Using the data below, repeat all of it precisely.

====

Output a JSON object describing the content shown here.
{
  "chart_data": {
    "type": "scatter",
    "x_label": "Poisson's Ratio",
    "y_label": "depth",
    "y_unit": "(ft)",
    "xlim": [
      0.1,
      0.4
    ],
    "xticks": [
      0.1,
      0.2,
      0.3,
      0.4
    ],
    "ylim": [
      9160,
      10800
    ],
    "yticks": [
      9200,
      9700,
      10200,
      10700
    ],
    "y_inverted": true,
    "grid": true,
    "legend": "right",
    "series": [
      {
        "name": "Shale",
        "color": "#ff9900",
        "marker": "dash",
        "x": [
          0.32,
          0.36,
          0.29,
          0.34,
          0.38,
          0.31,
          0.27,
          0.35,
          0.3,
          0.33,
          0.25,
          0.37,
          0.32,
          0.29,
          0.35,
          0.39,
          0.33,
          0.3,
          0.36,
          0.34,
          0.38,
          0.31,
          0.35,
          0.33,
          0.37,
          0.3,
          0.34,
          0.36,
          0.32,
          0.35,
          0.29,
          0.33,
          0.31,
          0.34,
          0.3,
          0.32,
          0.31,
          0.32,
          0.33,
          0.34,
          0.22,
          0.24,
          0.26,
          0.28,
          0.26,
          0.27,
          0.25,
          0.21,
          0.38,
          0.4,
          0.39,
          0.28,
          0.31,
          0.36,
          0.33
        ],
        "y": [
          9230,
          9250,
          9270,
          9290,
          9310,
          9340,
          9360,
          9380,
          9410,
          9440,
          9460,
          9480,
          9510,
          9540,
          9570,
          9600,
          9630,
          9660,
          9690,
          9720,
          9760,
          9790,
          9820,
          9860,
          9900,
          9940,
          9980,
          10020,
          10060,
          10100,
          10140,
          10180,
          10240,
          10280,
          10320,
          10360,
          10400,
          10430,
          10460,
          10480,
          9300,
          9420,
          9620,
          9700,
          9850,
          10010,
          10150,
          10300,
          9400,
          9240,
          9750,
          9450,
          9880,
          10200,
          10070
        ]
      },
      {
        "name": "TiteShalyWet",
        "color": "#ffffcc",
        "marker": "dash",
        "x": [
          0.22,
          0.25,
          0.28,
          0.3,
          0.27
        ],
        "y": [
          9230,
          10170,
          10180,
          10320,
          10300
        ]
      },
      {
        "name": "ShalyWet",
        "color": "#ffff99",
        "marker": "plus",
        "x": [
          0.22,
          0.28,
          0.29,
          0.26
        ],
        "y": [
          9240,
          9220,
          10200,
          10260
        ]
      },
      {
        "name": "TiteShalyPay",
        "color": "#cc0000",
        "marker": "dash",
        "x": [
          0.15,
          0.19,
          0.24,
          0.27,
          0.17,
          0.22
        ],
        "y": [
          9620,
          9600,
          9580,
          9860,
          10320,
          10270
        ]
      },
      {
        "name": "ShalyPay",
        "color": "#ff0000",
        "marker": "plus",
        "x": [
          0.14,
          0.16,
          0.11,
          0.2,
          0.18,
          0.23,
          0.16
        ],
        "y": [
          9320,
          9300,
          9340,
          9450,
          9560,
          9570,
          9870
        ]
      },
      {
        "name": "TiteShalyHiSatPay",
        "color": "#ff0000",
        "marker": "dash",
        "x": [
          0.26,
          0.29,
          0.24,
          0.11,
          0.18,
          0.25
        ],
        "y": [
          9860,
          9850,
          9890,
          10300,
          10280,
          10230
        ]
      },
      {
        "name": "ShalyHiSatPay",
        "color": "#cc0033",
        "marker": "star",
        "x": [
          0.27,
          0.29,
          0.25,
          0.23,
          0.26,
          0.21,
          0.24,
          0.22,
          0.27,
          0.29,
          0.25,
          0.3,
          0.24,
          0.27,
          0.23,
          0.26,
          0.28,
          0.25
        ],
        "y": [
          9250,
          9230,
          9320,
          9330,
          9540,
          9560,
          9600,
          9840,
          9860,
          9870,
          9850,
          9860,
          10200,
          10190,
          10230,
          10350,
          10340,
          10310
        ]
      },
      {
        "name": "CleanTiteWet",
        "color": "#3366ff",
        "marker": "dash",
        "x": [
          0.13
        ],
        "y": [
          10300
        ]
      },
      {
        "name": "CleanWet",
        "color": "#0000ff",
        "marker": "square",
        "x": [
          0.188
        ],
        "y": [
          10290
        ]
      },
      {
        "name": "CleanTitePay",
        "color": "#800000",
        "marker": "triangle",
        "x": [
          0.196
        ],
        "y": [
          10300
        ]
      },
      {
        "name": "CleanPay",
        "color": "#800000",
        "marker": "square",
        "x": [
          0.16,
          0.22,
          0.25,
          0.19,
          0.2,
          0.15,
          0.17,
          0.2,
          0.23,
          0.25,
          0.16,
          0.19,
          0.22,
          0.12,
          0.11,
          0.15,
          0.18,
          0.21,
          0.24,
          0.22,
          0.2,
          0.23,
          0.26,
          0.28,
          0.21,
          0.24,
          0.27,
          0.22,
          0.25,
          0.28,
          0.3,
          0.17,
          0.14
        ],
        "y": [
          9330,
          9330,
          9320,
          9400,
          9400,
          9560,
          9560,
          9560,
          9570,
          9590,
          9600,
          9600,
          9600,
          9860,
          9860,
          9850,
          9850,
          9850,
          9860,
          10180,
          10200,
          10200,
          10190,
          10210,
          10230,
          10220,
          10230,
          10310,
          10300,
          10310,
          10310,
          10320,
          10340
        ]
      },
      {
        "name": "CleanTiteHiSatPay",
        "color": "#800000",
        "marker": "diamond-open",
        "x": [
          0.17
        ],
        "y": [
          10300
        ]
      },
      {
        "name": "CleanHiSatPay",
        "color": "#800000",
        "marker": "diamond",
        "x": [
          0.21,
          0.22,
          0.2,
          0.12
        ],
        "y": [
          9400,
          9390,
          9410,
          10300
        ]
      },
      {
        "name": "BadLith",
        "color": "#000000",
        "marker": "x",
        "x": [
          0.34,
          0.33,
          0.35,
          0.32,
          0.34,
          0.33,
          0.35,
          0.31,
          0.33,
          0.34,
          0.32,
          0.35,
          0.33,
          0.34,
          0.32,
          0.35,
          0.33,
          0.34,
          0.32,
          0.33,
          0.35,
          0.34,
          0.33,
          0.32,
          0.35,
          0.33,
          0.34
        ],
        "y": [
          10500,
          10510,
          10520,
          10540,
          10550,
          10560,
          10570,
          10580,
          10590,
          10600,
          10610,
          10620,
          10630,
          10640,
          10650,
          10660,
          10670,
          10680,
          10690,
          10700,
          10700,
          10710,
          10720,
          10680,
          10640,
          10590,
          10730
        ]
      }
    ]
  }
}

====

▸ **Result for this task**
Output a JSON object describing the content shown here.
{
  "chart_data": {
    "type": "scatter",
    "x_label": "Poisson's Ratio",
    "y_label": "depth",
    "y_unit": "(ft)",
    "xlim": [
      0.1,
      0.4
    ],
    "xticks": [
      0.1,
      0.2,
      0.3,
      0.4
    ],
    "ylim": [
      9160,
      10800
    ],
    "yticks": [
      9200,
      9700,
      10200,
      10700
    ],
    "y_inverted": true,
    "grid": true,
    "legend": "right",
    "series": [
      {
        "name": "Shale",
        "color": "#ff9900",
        "marker": "dash",
        "x": [
          0.32,
          0.36,
          0.29,
          0.34,
          0.38,
          0.31,
          0.27,
          0.35,
          0.3,
          0.33,
          0.25,
          0.37,
          0.32,
          0.29,
          0.35,
          0.39,
          0.33,
          0.3,
          0.36,
          0.34,
          0.38,
          0.31,
          0.35,
          0.33,
          0.37,
          0.3,
          0.34,
          0.36,
          0.32,
          0.35,
          0.29,
          0.33,
          0.31,
          0.34,
          0.3,
          0.32,
          0.31,
          0.32,
          0.33,
          0.34,
          0.22,
          0.24,
          0.26,
          0.28,
          0.26,
          0.27,
          0.25,
          0.21,
          0.38,
          0.4,
          0.39,
          0.28,
          0.31,
          0.36,
          0.33
        ],
        "y": [
          9230,
          9250,
          9270,
          9290,
          9310,
          9340,
          9360,
          9380,
          9410,
          9440,
          9460,
          9480,
          9510,
          9540,
          9570,
          9600,
          9630,
          9660,
          9690,
          9720,
          9760,
          9790,
          9820,
          9860,
          9900,
          9940,
          9980,
          10020,
          10060,
          10100,
          10140,
          10180,
          10240,
          10280,
          10320,
          10360,
          10400,
          10430,
          10460,
          10480,
          9300,
          9420,
          9620,
          9700,
          9850,
          10010,
          10150,
          10300,
          9400,
          9240,
          9750,
          9450,
          9880,
          10200,
          10070
        ]
      },
      {
        "name": "TiteShalyWet",
        "color": "#ffffcc",
        "marker": "dash",
        "x": [
          0.22,
          0.25,
          0.28,
          0.3,
          0.27
        ],
        "y": [
          9230,
          10170,
          10180,
          10320,
          10300
        ]
      },
      {
        "name": "ShalyWet",
        "color": "#ffff99",
        "marker": "plus",
        "x": [
          0.22,
          0.28,
          0.29,
          0.26
        ],
        "y": [
          9240,
          9220,
          10200,
          10260
        ]
      },
      {
        "name": "TiteShalyPay",
        "color": "#cc0000",
        "marker": "dash",
        "x": [
          0.15,
          0.19,
          0.24,
          0.27,
          0.17,
          0.22
        ],
        "y": [
          9620,
          9600,
          9580,
          9860,
          10320,
          10270
        ]
      },
      {
        "name": "ShalyPay",
        "color": "#ff0000",
        "marker": "plus",
        "x": [
          0.14,
          0.16,
          0.11,
          0.2,
          0.18,
          0.23,
          0.16
        ],
        "y": [
          9320,
          9300,
          9340,
          9450,
          9560,
          9570,
          9870
        ]
      },
      {
        "name": "TiteShalyHiSatPay",
        "color": "#ff0000",
        "marker": "dash",
        "x": [
          0.26,
          0.29,
          0.24,
          0.11,
          0.18,
          0.25
        ],
        "y": [
          9860,
          9850,
          9890,
          10300,
          10280,
          10230
        ]
      },
      {
        "name": "ShalyHiSatPay",
        "color": "#cc0033",
        "marker": "star",
        "x": [
          0.27,
          0.29,
          0.25,
          0.23,
          0.26,
          0.21,
          0.24,
          0.22,
          0.27,
          0.29,
          0.25,
          0.3,
          0.24,
          0.27,
          0.23,
          0.26,
          0.28,
          0.25
        ],
        "y": [
          9250,
          9230,
          9320,
          9330,
          9540,
          9560,
          9600,
          9840,
          9860,
          9870,
          9850,
          9860,
          10200,
          10190,
          10230,
          10350,
          10340,
          10310
        ]
      },
      {
        "name": "CleanTiteWet",
        "color": "#3366ff",
        "marker": "dash",
        "x": [
          0.13
        ],
        "y": [
          10300
        ]
      },
      {
        "name": "CleanWet",
        "color": "#0000ff",
        "marker": "square",
        "x": [
          0.188
        ],
        "y": [
          10290
        ]
      },
      {
        "name": "CleanTitePay",
        "color": "#800000",
        "marker": "triangle",
        "x": [
          0.196
        ],
        "y": [
          10300
        ]
      },
      {
        "name": "CleanPay",
        "color": "#800000",
        "marker": "square",
        "x": [
          0.16,
          0.22,
          0.25,
          0.19,
          0.2,
          0.15,
          0.17,
          0.2,
          0.23,
          0.25,
          0.16,
          0.19,
          0.22,
          0.12,
          0.11,
          0.15,
          0.18,
          0.21,
          0.24,
          0.22,
          0.2,
          0.23,
          0.26,
          0.28,
          0.21,
          0.24,
          0.27,
          0.22,
          0.25,
          0.28,
          0.3,
          0.17,
          0.14
        ],
        "y": [
          9330,
          9330,
          9320,
          9400,
          9400,
          9560,
          9560,
          9560,
          9570,
          9590,
          9600,
          9600,
          9600,
          9860,
          9860,
          9850,
          9850,
          9850,
          9860,
          10180,
          10200,
          10200,
          10190,
          10210,
          10230,
          10220,
          10230,
          10310,
          10300,
          10310,
          10310,
          10320,
          10340
        ]
      },
      {
        "name": "CleanTiteHiSatPay",
        "color": "#800000",
        "marker": "diamond-open",
        "x": [
          0.17
        ],
        "y": [
          10300
        ]
      },
      {
        "name": "CleanHiSatPay",
        "color": "#800000",
        "marker": "diamond",
        "x": [
          0.21,
          0.22,
          0.2,
          0.12
        ],
        "y": [
          9400,
          9390,
          9410,
          10300
        ]
      },
      {
        "name": "BadLith",
        "color": "#000000",
        "marker": "x",
        "x": [
          0.34,
          0.33,
          0.35,
          0.32,
          0.34,
          0.33,
          0.35,
          0.31,
          0.33,
          0.34,
          0.32,
          0.35,
          0.33,
          0.34,
          0.32,
          0.35,
          0.33,
          0.34,
          0.32,
          0.33,
          0.35,
          0.34,
          0.33,
          0.32,
          0.35,
          0.33,
          0.34
        ],
        "y": [
          10500,
          10510,
          10520,
          10540,
          10550,
          10560,
          10570,
          10580,
          10590,
          10600,
          10610,
          10620,
          10630,
          10640,
          10650,
          10660,
          10670,
          10680,
          10690,
          10700,
          10700,
          10710,
          10720,
          10680,
          10640,
          10590,
          10730
        ]
      }
    ]
  }
}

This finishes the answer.